A verbatim copy is needed of the lines from the one containing "Read the values" down to the one containing "Parse this screenshot: output", inclusive. Print it with no pictures.

Materials provided:
▬▬▬▬▬▬▬▬▬▬
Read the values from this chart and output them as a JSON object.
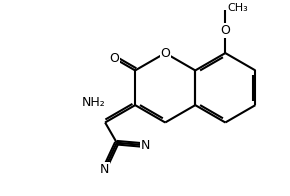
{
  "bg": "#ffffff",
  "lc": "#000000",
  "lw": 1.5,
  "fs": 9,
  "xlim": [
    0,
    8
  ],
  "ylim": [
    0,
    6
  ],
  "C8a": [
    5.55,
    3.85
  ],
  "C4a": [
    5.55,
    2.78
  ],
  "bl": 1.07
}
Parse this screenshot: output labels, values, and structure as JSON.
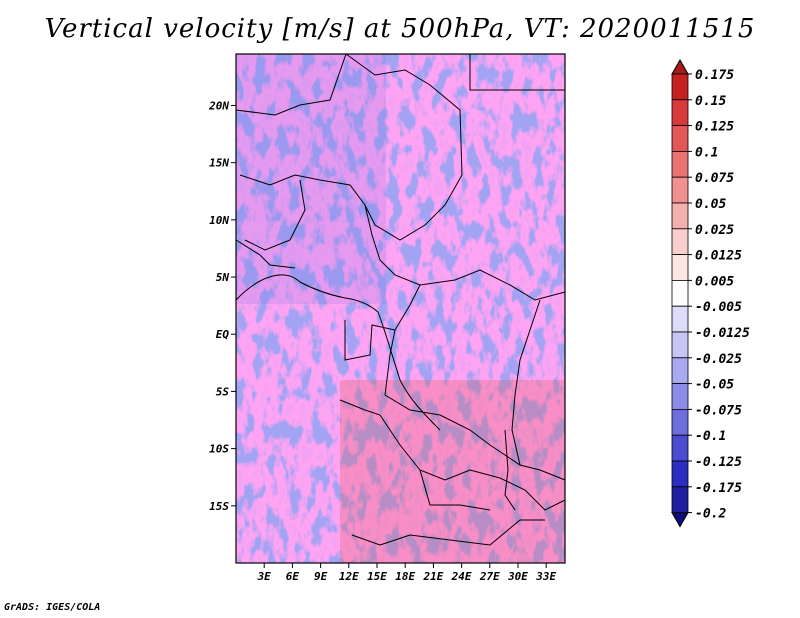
▬▬▬▬▬▬▬▬▬▬
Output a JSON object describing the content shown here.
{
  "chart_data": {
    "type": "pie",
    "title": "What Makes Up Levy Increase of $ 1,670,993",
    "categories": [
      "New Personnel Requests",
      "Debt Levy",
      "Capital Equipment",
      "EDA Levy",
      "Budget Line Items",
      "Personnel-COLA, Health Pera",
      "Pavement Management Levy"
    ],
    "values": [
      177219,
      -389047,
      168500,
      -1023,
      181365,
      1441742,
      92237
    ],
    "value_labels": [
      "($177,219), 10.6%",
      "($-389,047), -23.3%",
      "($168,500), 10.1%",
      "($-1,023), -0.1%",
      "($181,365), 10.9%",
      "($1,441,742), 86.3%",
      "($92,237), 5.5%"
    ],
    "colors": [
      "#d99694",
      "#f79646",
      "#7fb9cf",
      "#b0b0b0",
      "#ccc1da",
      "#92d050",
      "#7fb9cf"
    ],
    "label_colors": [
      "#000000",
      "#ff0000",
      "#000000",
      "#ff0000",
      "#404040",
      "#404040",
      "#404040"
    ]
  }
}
▬▬▬▬▬▬▬▬▬▬
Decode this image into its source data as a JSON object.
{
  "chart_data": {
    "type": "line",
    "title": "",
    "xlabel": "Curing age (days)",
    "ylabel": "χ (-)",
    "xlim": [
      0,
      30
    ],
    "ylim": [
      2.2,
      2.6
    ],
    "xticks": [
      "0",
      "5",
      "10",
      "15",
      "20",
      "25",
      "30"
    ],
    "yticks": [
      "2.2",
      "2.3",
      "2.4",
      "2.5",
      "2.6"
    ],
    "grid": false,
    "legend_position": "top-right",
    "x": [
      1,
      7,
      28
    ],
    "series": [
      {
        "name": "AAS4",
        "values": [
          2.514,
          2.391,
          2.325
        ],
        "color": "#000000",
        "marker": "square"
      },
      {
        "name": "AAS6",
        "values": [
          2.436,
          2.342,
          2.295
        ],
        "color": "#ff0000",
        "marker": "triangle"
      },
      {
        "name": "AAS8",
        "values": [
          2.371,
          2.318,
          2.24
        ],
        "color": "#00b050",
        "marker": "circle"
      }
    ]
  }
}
▬▬▬▬▬▬▬▬▬▬
Exercise output:
Read the values from this chart and output them as a JSON object.
{
  "bg": "#ffffff",
  "lc": "#000000",
  "lw": 1.5,
  "fs": 9,
  "xlim": [
    0,
    8
  ],
  "ylim": [
    0,
    6
  ],
  "C8a": [
    5.55,
    3.85
  ],
  "C4a": [
    5.55,
    2.78
  ],
  "bl": 1.07
}
Parse this screenshot: output labels, values, and structure as JSON.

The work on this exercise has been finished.